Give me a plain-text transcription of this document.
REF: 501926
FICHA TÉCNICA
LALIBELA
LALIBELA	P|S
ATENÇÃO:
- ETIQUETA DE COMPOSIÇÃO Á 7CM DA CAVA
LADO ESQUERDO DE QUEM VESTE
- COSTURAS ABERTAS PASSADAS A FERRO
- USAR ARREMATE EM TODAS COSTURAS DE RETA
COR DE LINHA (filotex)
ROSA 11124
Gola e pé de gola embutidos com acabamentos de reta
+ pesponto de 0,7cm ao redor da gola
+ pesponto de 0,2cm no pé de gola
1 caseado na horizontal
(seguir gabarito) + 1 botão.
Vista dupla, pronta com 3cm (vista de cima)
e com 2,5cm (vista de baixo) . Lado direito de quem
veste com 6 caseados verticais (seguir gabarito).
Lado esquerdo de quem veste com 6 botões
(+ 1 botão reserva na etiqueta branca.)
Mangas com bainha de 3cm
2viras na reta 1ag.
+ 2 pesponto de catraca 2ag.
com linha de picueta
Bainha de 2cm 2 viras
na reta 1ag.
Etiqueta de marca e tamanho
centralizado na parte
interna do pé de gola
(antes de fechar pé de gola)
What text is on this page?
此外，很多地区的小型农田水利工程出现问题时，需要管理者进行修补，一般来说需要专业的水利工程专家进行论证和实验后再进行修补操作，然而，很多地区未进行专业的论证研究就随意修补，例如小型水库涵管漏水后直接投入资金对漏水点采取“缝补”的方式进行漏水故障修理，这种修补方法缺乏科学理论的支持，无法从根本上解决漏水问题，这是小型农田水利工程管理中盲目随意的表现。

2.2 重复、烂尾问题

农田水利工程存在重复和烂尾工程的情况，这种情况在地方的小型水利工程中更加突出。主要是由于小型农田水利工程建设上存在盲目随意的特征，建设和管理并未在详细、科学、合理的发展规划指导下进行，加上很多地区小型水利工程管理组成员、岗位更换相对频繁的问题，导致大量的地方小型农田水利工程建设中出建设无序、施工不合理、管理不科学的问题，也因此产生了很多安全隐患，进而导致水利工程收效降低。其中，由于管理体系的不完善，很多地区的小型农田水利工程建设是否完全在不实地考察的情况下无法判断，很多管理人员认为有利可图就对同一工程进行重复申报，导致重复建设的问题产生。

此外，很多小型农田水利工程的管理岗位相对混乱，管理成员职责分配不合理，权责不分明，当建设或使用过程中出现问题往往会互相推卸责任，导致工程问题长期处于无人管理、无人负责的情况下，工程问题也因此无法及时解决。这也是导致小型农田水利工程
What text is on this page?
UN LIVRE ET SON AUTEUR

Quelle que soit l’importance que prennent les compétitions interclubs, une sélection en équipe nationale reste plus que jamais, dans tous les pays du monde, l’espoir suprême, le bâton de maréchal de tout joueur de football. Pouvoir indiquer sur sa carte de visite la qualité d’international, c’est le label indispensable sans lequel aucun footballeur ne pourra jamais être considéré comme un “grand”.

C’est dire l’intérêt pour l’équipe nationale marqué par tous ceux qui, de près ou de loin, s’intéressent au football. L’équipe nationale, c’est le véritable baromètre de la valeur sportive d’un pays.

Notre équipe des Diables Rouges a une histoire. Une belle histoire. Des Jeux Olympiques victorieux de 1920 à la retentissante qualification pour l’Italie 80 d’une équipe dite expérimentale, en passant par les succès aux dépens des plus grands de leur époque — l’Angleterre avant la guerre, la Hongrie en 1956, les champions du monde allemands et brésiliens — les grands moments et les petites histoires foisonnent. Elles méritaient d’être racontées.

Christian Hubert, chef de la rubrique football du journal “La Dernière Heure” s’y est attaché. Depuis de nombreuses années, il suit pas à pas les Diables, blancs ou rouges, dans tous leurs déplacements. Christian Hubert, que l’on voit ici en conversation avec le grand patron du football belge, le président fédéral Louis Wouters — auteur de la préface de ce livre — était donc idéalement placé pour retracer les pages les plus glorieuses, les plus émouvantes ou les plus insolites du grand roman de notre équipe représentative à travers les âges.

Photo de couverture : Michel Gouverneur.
# # # # # # #
Directions for this task:
Copy all of the data exactly.

Response for this exercise:
Give me a plain-text transcription of this document.
REF: 501926
FICHA TÉCNICA
LALIBELA
LALIBELA	P|S
ATENÇÃO:
- ETIQUETA DE COMPOSIÇÃO Á 7CM DA CAVA
LADO ESQUERDO DE QUEM VESTE
- COSTURAS ABERTAS PASSADAS A FERRO
- USAR ARREMATE EM TODAS COSTURAS DE RETA
COR DE LINHA (filotex)
ROSA 11124
Gola e pé de gola embutidos com acabamentos de reta
+ pesponto de 0,7cm ao redor da gola
+ pesponto de 0,2cm no pé de gola
1 caseado na horizontal
(seguir gabarito) + 1 botão.
Vista dupla, pronta com 3cm (vista de cima)
e com 2,5cm (vista de baixo) . Lado direito de quem
veste com 6 caseados verticais (seguir gabarito).
Lado esquerdo de quem veste com 6 botões
(+ 1 botão reserva na etiqueta branca.)
Mangas com bainha de 3cm
2viras na reta 1ag.
+ 2 pesponto de catraca 2ag.
com linha de picueta
Bainha de 2cm 2 viras
na reta 1ag.
Etiqueta de marca e tamanho
centralizado na parte
interna do pé de gola
(antes de fechar pé de gola)
What text is on this page?
此外，很多地区的小型农田水利工程出现问题时，需要管理者进行修补，一般来说需要专业的水利工程专家进行论证和实验后再进行修补操作，然而，很多地区未进行专业的论证研究就随意修补，例如小型水库涵管漏水后直接投入资金对漏水点采取“缝补”的方式进行漏水故障修理，这种修补方法缺乏科学理论的支持，无法从根本上解决漏水问题，这是小型农田水利工程管理中盲目随意的表现。

2.2 重复、烂尾问题

农田水利工程存在重复和烂尾工程的情况，这种情况在地方的小型水利工程中更加突出。主要是由于小型农田水利工程建设上存在盲目随意的特征，建设和管理并未在详细、科学、合理的发展规划指导下进行，加上很多地区小型水利工程管理组成员、岗位更换相对频繁的问题，导致大量的地方小型农田水利工程建设中出建设无序、施工不合理、管理不科学的问题，也因此产生了很多安全隐患，进而导致水利工程收效降低。其中，由于管理体系的不完善，很多地区的小型农田水利工程建设是否完全在不实地考察的情况下无法判断，很多管理人员认为有利可图就对同一工程进行重复申报，导致重复建设的问题产生。

此外，很多小型农田水利工程的管理岗位相对混乱，管理成员职责分配不合理，权责不分明，当建设或使用过程中出现问题往往会互相推卸责任，导致工程问题长期处于无人管理、无人负责的情况下，工程问题也因此无法及时解决。这也是导致小型农田水利工程
What text is on this page?
UN LIVRE ET SON AUTEUR

Quelle que soit l’importance que prennent les compétitions interclubs, une sélection en équipe nationale reste plus que jamais, dans tous les pays du monde, l’espoir suprême, le bâton de maréchal de tout joueur de football. Pouvoir indiquer sur sa carte de visite la qualité d’international, c’est le label indispensable sans lequel aucun footballeur ne pourra jamais être considéré comme un “grand”.

C’est dire l’intérêt pour l’équipe nationale marqué par tous ceux qui, de près ou de loin, s’intéressent au football. L’équipe nationale, c’est le véritable baromètre de la valeur sportive d’un pays.

Notre équipe des Diables Rouges a une histoire. Une belle histoire. Des Jeux Olympiques victorieux de 1920 à la retentissante qualification pour l’Italie 80 d’une équipe dite expérimentale, en passant par les succès aux dépens des plus grands de leur époque — l’Angleterre avant la guerre, la Hongrie en 1956, les champions du monde allemands et brésiliens — les grands moments et les petites histoires foisonnent. Elles méritaient d’être racontées.

Christian Hubert, chef de la rubrique football du journal “La Dernière Heure” s’y est attaché. Depuis de nombreuses années, il suit pas à pas les Diables, blancs ou rouges, dans tous leurs déplacements. Christian Hubert, que l’on voit ici en conversation avec le grand patron du football belge, le président fédéral Louis Wouters — auteur de la préface de ce livre — était donc idéalement placé pour retracer les pages les plus glorieuses, les plus émouvantes ou les plus insolites du grand roman de notre équipe représentative à travers les âges.

Photo de couverture : Michel Gouverneur.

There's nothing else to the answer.